>>>>
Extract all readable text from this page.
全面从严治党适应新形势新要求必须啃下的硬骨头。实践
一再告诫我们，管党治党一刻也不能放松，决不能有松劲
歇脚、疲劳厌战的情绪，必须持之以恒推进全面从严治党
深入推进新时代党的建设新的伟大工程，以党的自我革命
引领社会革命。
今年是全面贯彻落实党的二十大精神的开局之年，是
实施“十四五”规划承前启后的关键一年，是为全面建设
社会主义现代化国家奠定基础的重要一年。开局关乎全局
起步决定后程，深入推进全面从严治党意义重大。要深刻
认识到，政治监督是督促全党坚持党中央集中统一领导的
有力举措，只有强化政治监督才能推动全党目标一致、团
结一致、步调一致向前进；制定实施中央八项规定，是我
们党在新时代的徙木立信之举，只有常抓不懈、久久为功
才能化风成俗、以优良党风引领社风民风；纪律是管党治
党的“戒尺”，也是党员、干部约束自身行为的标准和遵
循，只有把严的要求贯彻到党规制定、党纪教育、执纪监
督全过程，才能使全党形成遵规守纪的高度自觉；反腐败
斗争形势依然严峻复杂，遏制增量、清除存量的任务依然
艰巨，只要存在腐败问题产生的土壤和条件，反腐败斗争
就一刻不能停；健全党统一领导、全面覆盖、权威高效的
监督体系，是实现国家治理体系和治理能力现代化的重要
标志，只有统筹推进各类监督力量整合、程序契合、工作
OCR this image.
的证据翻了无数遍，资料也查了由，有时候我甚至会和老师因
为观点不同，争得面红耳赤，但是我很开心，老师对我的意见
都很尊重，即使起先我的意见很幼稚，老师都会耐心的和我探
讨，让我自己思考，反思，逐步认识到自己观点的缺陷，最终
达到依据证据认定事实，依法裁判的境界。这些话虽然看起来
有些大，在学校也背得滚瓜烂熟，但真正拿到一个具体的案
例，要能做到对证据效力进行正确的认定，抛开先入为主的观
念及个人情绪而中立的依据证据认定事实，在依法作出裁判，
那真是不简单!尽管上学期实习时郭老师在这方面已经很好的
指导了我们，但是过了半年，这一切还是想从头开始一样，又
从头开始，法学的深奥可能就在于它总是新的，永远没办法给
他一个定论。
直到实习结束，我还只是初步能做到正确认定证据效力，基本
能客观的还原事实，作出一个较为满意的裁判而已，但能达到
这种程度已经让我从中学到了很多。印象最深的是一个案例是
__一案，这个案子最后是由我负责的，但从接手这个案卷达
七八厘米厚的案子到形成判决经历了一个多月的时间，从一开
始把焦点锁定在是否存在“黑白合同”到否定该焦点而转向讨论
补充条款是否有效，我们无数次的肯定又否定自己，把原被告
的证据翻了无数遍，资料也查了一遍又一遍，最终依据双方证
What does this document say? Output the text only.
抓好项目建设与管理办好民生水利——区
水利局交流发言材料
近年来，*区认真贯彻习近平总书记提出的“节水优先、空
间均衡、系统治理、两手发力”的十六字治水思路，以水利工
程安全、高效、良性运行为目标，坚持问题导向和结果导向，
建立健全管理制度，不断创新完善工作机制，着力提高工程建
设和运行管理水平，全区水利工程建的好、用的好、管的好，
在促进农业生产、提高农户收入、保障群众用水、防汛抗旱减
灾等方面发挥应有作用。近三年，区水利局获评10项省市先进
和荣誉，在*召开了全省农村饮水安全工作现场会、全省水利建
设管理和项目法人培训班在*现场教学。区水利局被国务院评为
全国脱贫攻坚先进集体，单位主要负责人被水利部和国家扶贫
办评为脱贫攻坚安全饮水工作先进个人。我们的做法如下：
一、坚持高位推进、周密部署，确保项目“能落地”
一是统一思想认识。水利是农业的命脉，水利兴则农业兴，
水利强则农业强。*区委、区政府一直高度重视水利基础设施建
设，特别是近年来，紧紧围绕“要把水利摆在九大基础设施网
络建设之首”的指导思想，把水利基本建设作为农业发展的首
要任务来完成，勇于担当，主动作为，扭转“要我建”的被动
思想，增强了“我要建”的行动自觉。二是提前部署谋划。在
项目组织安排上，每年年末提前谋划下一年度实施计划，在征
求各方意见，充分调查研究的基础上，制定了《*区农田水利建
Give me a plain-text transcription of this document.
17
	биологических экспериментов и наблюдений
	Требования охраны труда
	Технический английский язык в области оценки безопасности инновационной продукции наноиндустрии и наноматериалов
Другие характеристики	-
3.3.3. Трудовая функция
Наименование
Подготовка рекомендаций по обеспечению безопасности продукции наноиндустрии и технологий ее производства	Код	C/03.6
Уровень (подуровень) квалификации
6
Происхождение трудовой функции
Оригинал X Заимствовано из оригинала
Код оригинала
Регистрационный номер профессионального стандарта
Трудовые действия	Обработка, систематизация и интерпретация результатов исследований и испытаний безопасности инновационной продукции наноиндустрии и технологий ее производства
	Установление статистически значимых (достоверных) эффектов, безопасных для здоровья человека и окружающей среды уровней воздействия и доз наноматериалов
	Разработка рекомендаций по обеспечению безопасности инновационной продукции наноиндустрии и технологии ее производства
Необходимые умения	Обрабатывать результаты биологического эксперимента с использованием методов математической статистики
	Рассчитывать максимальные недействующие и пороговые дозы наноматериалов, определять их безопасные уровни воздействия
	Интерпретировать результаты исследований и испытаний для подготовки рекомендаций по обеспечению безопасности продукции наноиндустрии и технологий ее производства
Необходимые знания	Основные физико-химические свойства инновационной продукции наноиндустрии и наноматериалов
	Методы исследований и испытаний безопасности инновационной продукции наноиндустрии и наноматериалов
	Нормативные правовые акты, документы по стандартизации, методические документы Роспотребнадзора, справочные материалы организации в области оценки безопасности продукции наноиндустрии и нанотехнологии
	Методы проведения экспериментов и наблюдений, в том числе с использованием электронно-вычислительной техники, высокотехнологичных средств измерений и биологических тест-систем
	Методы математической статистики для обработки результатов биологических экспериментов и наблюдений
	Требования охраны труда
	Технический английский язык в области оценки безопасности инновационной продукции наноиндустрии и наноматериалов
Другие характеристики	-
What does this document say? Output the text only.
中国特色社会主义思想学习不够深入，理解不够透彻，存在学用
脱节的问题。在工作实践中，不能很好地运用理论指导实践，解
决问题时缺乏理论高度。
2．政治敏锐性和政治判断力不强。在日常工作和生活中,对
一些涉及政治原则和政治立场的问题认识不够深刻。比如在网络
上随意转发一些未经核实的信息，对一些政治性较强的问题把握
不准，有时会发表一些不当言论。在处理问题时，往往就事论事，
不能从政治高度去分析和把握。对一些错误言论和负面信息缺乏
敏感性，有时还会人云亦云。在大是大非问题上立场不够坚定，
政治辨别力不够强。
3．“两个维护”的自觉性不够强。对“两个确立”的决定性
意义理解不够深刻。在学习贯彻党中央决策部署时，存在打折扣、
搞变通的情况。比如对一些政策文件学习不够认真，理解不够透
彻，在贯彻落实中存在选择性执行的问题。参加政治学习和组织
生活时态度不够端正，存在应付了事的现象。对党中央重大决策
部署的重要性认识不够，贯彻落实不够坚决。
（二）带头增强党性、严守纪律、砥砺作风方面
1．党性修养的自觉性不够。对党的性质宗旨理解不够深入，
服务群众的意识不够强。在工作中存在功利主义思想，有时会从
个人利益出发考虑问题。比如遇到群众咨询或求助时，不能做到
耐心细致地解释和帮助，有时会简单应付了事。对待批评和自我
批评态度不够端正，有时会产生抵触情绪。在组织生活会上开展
<<<<
Gather each line from the entries above that includes the word "статистики".

Output of the task –
Необходимые умения	Обрабатывать результаты биологического эксперимента с использованием методов математической статистики
	Методы математической статистики для обработки результатов биологических экспериментов и наблюдений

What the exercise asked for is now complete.